→ **What the task asks**:
Quote the entries word for word, starting at their first line and ending at the line that contains "- new-tab-button[interactable]: +: [342, 6, 370, 34]", with both of those lines included.

Layout records

┄┄┄┄┄┄┄┄┄┄

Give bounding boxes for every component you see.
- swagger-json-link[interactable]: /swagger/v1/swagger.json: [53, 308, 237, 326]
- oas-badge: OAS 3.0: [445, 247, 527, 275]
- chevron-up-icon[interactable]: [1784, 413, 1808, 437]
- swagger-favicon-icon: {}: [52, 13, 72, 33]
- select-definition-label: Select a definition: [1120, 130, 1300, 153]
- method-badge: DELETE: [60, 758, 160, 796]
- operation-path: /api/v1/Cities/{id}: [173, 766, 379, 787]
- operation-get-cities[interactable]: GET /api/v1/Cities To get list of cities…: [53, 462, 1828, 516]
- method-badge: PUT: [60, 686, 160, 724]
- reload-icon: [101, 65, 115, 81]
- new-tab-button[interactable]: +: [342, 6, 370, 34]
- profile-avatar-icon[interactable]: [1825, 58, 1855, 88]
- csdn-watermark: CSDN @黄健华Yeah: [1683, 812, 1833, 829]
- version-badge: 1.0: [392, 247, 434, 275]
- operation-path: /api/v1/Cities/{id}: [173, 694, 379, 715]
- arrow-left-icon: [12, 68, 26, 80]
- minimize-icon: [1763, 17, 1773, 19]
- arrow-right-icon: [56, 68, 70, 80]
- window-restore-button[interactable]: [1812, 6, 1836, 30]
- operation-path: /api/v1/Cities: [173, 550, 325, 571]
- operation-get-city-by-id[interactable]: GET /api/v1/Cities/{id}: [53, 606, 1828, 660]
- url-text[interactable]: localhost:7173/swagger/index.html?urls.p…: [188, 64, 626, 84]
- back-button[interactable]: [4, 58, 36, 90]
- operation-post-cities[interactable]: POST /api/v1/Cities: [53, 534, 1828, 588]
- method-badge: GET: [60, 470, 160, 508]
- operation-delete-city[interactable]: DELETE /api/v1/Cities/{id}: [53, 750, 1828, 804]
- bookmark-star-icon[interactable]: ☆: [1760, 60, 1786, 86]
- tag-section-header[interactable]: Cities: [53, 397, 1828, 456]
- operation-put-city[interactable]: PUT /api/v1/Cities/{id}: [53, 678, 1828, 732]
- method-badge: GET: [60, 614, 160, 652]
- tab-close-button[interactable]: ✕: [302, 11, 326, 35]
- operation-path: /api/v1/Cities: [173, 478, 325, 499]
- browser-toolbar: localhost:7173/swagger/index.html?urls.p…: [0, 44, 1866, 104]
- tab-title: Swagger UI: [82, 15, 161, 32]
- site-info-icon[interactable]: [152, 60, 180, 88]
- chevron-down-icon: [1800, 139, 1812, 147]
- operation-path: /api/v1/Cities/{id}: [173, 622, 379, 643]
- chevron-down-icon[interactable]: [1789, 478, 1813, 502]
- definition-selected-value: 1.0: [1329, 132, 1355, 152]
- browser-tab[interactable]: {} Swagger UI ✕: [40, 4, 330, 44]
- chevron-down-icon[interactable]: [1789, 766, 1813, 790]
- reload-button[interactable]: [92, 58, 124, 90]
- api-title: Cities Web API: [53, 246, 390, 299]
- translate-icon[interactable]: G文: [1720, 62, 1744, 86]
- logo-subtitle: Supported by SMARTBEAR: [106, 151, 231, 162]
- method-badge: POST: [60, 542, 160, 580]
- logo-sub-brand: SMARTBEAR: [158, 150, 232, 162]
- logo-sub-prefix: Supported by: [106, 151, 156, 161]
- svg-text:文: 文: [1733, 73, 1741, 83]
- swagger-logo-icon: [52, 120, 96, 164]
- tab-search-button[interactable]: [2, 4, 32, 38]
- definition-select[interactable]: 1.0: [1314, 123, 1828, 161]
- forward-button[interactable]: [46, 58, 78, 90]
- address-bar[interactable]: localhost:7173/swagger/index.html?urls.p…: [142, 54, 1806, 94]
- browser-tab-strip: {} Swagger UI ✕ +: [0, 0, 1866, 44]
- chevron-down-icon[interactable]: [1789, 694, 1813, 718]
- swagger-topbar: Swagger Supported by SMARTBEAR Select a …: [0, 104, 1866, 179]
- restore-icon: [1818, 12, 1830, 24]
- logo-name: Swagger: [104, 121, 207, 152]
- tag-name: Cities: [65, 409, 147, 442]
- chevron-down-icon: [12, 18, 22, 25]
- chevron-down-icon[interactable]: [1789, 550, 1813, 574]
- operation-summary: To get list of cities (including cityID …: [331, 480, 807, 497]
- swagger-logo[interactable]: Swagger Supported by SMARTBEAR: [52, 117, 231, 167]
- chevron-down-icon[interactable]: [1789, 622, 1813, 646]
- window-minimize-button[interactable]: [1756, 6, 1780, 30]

┄┄┄┄┄┄┄┄┄┄

→ **Expected answer**:
Give bounding boxes for every component you see.
- swagger-json-link[interactable]: /swagger/v1/swagger.json: [53, 308, 237, 326]
- oas-badge: OAS 3.0: [445, 247, 527, 275]
- chevron-up-icon[interactable]: [1784, 413, 1808, 437]
- swagger-favicon-icon: {}: [52, 13, 72, 33]
- select-definition-label: Select a definition: [1120, 130, 1300, 153]
- method-badge: DELETE: [60, 758, 160, 796]
- operation-path: /api/v1/Cities/{id}: [173, 766, 379, 787]
- operation-get-cities[interactable]: GET /api/v1/Cities To get list of cities…: [53, 462, 1828, 516]
- method-badge: PUT: [60, 686, 160, 724]
- reload-icon: [101, 65, 115, 81]
- new-tab-button[interactable]: +: [342, 6, 370, 34]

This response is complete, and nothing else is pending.